SHORT TASK:
Return all entries word for word, but drop any images.

SUPPLIED MATERIAL:
--------------------

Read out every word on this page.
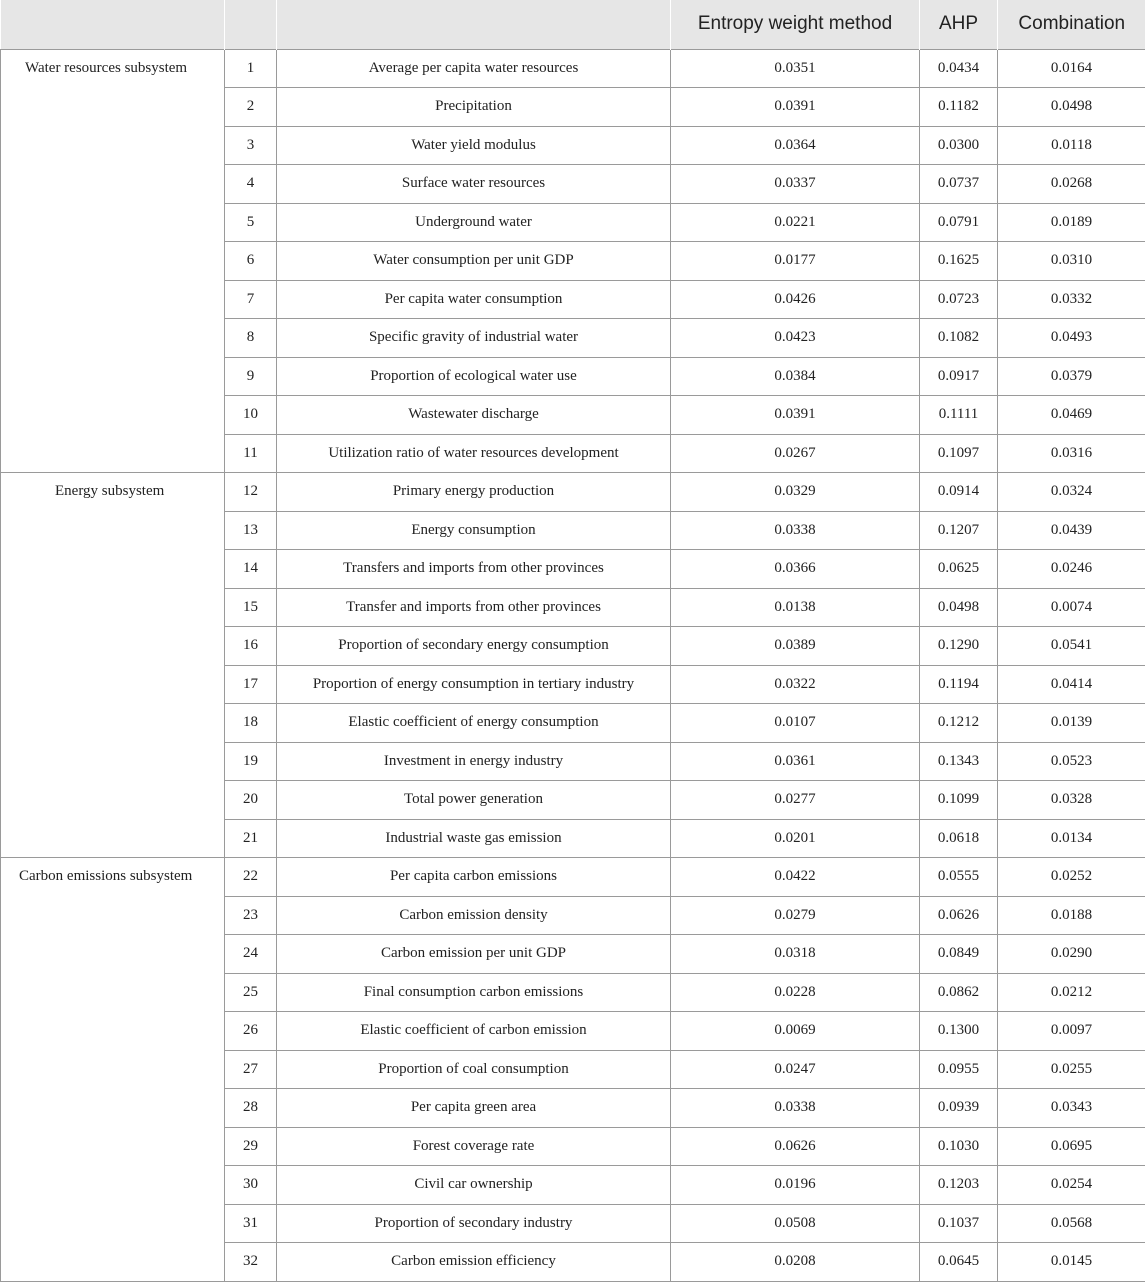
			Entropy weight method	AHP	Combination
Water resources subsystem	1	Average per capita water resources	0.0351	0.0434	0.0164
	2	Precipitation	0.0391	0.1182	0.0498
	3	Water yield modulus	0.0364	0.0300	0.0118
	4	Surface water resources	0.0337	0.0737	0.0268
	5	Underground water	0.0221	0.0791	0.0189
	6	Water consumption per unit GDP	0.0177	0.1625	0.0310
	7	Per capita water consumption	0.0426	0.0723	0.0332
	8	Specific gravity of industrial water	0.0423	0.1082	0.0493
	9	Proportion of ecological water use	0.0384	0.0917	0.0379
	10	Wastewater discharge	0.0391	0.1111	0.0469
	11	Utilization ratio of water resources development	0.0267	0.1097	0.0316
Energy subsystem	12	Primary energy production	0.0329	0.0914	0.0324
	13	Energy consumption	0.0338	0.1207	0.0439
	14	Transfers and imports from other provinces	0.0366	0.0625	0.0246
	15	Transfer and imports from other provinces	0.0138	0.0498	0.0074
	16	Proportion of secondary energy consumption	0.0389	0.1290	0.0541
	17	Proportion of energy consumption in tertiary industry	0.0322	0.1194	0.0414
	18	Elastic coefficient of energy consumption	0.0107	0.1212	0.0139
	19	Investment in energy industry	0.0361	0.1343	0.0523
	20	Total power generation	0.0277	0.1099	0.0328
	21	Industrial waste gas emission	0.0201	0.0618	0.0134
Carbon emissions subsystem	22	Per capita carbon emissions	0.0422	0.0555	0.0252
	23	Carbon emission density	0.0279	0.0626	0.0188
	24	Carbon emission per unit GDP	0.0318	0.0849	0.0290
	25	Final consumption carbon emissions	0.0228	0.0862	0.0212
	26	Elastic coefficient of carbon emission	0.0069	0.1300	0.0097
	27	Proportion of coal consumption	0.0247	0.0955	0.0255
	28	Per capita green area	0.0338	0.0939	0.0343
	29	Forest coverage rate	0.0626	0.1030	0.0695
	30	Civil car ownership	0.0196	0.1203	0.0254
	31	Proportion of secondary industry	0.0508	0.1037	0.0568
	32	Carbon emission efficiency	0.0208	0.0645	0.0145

--------------------

COMPLETE RESPONSE:
Read out every word on this page.
			Entropy weight method	AHP	Combination
Water resources subsystem	1	Average per capita water resources	0.0351	0.0434	0.0164
	2	Precipitation	0.0391	0.1182	0.0498
	3	Water yield modulus	0.0364	0.0300	0.0118
	4	Surface water resources	0.0337	0.0737	0.0268
	5	Underground water	0.0221	0.0791	0.0189
	6	Water consumption per unit GDP	0.0177	0.1625	0.0310
	7	Per capita water consumption	0.0426	0.0723	0.0332
	8	Specific gravity of industrial water	0.0423	0.1082	0.0493
	9	Proportion of ecological water use	0.0384	0.0917	0.0379
	10	Wastewater discharge	0.0391	0.1111	0.0469
	11	Utilization ratio of water resources development	0.0267	0.1097	0.0316
Energy subsystem	12	Primary energy production	0.0329	0.0914	0.0324
	13	Energy consumption	0.0338	0.1207	0.0439
	14	Transfers and imports from other provinces	0.0366	0.0625	0.0246
	15	Transfer and imports from other provinces	0.0138	0.0498	0.0074
	16	Proportion of secondary energy consumption	0.0389	0.1290	0.0541
	17	Proportion of energy consumption in tertiary industry	0.0322	0.1194	0.0414
	18	Elastic coefficient of energy consumption	0.0107	0.1212	0.0139
	19	Investment in energy industry	0.0361	0.1343	0.0523
	20	Total power generation	0.0277	0.1099	0.0328
	21	Industrial waste gas emission	0.0201	0.0618	0.0134
Carbon emissions subsystem	22	Per capita carbon emissions	0.0422	0.0555	0.0252
	23	Carbon emission density	0.0279	0.0626	0.0188
	24	Carbon emission per unit GDP	0.0318	0.0849	0.0290
	25	Final consumption carbon emissions	0.0228	0.0862	0.0212
	26	Elastic coefficient of carbon emission	0.0069	0.1300	0.0097
	27	Proportion of coal consumption	0.0247	0.0955	0.0255
	28	Per capita green area	0.0338	0.0939	0.0343
	29	Forest coverage rate	0.0626	0.1030	0.0695
	30	Civil car ownership	0.0196	0.1203	0.0254
	31	Proportion of secondary industry	0.0508	0.1037	0.0568
	32	Carbon emission efficiency	0.0208	0.0645	0.0145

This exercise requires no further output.